WHAT IS EXPECTED - Repeat the records exactly. Every line must match.
-------- DATASET CONTENT
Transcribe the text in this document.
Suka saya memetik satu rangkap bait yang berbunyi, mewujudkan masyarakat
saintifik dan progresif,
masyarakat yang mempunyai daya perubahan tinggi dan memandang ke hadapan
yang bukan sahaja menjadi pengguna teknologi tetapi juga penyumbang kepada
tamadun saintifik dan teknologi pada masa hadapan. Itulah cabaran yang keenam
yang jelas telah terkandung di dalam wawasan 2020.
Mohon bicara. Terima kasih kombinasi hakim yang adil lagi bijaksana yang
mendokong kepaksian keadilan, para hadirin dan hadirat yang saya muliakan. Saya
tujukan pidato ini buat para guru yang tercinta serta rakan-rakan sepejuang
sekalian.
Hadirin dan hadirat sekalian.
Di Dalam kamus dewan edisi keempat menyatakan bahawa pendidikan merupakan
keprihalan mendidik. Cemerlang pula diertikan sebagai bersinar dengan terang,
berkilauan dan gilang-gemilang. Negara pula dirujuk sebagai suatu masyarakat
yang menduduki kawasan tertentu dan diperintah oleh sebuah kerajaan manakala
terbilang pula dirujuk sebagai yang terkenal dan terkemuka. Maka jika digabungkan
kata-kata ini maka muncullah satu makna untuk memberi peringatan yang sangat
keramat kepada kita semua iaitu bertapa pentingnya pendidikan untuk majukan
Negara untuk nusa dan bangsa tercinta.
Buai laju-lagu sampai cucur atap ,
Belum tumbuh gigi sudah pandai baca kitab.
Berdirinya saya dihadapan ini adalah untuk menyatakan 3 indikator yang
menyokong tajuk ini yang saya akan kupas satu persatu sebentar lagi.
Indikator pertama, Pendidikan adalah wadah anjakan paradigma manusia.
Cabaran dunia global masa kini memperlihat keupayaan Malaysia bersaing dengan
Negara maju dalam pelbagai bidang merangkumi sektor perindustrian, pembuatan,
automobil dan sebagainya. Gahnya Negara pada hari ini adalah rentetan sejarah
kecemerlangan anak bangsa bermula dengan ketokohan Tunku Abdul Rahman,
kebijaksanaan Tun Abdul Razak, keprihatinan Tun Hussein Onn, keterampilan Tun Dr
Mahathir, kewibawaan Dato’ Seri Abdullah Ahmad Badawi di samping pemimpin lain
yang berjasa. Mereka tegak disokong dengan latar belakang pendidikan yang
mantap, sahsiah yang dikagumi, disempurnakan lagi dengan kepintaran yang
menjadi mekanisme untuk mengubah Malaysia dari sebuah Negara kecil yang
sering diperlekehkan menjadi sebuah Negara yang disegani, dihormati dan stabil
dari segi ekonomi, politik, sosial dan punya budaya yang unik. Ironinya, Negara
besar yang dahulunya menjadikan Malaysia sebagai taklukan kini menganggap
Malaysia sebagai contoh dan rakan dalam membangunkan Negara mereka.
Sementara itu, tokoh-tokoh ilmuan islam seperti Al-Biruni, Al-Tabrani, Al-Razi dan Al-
----------------
WRITTEN ANSWER -
Transcribe the text in this document.
Suka saya memetik satu rangkap bait yang berbunyi, mewujudkan masyarakat
saintifik dan progresif,
masyarakat yang mempunyai daya perubahan tinggi dan memandang ke hadapan
yang bukan sahaja menjadi pengguna teknologi tetapi juga penyumbang kepada
tamadun saintifik dan teknologi pada masa hadapan. Itulah cabaran yang keenam
yang jelas telah terkandung di dalam wawasan 2020.
Mohon bicara. Terima kasih kombinasi hakim yang adil lagi bijaksana yang
mendokong kepaksian keadilan, para hadirin dan hadirat yang saya muliakan. Saya
tujukan pidato ini buat para guru yang tercinta serta rakan-rakan sepejuang
sekalian.
Hadirin dan hadirat sekalian.
Di Dalam kamus dewan edisi keempat menyatakan bahawa pendidikan merupakan
keprihalan mendidik. Cemerlang pula diertikan sebagai bersinar dengan terang,
berkilauan dan gilang-gemilang. Negara pula dirujuk sebagai suatu masyarakat
yang menduduki kawasan tertentu dan diperintah oleh sebuah kerajaan manakala
terbilang pula dirujuk sebagai yang terkenal dan terkemuka. Maka jika digabungkan
kata-kata ini maka muncullah satu makna untuk memberi peringatan yang sangat
keramat kepada kita semua iaitu bertapa pentingnya pendidikan untuk majukan
Negara untuk nusa dan bangsa tercinta.
Buai laju-lagu sampai cucur atap ,
Belum tumbuh gigi sudah pandai baca kitab.
Berdirinya saya dihadapan ini adalah untuk menyatakan 3 indikator yang
menyokong tajuk ini yang saya akan kupas satu persatu sebentar lagi.
Indikator pertama, Pendidikan adalah wadah anjakan paradigma manusia.
Cabaran dunia global masa kini memperlihat keupayaan Malaysia bersaing dengan
Negara maju dalam pelbagai bidang merangkumi sektor perindustrian, pembuatan,
automobil dan sebagainya. Gahnya Negara pada hari ini adalah rentetan sejarah
kecemerlangan anak bangsa bermula dengan ketokohan Tunku Abdul Rahman,
kebijaksanaan Tun Abdul Razak, keprihatinan Tun Hussein Onn, keterampilan Tun Dr
Mahathir, kewibawaan Dato’ Seri Abdullah Ahmad Badawi di samping pemimpin lain
yang berjasa. Mereka tegak disokong dengan latar belakang pendidikan yang
mantap, sahsiah yang dikagumi, disempurnakan lagi dengan kepintaran yang
menjadi mekanisme untuk mengubah Malaysia dari sebuah Negara kecil yang
sering diperlekehkan menjadi sebuah Negara yang disegani, dihormati dan stabil
dari segi ekonomi, politik, sosial dan punya budaya yang unik. Ironinya, Negara
besar yang dahulunya menjadikan Malaysia sebagai taklukan kini menganggap
Malaysia sebagai contoh dan rakan dalam membangunkan Negara mereka.
Sementara itu, tokoh-tokoh ilmuan islam seperti Al-Biruni, Al-Tabrani, Al-Razi dan Al-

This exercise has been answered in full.